* WHAT IS REQUIRED
Only lines holding the string "Precision" are wanted; copy each one from the material.

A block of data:
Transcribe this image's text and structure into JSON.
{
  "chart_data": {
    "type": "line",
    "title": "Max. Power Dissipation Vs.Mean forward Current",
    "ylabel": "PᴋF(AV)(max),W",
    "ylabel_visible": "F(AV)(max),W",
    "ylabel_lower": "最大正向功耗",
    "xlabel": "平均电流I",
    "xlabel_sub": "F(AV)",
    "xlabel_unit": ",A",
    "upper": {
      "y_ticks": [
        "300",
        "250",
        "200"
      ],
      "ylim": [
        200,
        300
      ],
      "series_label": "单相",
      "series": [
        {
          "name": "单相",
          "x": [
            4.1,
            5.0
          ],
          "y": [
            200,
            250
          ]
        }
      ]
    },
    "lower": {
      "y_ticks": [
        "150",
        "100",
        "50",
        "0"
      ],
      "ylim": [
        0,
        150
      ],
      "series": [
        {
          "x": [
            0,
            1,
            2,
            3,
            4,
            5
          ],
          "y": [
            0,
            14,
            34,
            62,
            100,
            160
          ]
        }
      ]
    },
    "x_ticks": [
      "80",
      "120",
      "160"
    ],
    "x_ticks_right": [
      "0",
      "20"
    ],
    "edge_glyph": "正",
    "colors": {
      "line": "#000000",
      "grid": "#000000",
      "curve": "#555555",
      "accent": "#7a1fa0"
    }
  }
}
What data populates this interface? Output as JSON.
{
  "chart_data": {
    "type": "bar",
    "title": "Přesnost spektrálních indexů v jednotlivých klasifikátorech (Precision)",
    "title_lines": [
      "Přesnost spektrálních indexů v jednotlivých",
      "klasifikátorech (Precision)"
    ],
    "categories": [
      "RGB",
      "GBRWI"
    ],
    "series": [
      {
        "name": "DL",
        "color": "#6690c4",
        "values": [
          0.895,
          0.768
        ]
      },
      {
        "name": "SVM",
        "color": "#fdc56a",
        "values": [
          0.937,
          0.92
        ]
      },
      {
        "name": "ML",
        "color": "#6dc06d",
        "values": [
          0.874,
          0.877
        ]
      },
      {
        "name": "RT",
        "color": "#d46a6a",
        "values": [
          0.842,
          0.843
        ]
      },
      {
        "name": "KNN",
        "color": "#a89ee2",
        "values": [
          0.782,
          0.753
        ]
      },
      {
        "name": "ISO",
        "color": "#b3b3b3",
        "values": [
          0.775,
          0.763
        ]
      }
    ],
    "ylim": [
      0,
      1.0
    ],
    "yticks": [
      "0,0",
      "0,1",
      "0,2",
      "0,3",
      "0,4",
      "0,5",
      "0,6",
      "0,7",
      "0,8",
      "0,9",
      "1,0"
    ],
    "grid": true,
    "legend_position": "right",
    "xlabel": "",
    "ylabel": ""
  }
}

* SOLUTION
    "title": "Přesnost spektrálních indexů v jednotlivých klasifikátorech (Precision)",
      "klasifikátorech (Precision)"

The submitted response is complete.